Description of the task -> Show every line below where "value" can be found.

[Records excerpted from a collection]
====================
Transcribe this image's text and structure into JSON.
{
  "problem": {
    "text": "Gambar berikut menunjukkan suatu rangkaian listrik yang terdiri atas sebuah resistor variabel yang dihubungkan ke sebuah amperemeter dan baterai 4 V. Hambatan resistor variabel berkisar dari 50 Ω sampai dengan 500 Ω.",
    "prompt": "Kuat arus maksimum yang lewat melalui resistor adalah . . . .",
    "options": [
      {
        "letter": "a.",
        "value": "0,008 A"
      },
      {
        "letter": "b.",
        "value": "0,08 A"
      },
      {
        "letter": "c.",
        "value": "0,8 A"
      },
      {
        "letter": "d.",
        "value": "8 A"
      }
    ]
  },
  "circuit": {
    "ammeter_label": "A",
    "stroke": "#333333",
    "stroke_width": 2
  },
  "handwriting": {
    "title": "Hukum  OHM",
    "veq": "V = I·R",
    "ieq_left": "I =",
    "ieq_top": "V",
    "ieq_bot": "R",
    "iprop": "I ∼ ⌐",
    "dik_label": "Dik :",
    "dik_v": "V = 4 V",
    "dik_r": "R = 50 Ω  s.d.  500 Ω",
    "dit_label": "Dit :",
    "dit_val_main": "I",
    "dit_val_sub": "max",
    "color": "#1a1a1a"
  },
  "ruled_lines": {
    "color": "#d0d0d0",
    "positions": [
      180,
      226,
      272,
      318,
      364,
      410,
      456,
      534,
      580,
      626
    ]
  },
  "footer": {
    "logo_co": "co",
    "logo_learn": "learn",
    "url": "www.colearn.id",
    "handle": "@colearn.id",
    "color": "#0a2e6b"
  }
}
====================
Exercise output ->
        "value": "0,008 A"
        "value": "0,08 A"
        "value": "0,8 A"
        "value": "8 A"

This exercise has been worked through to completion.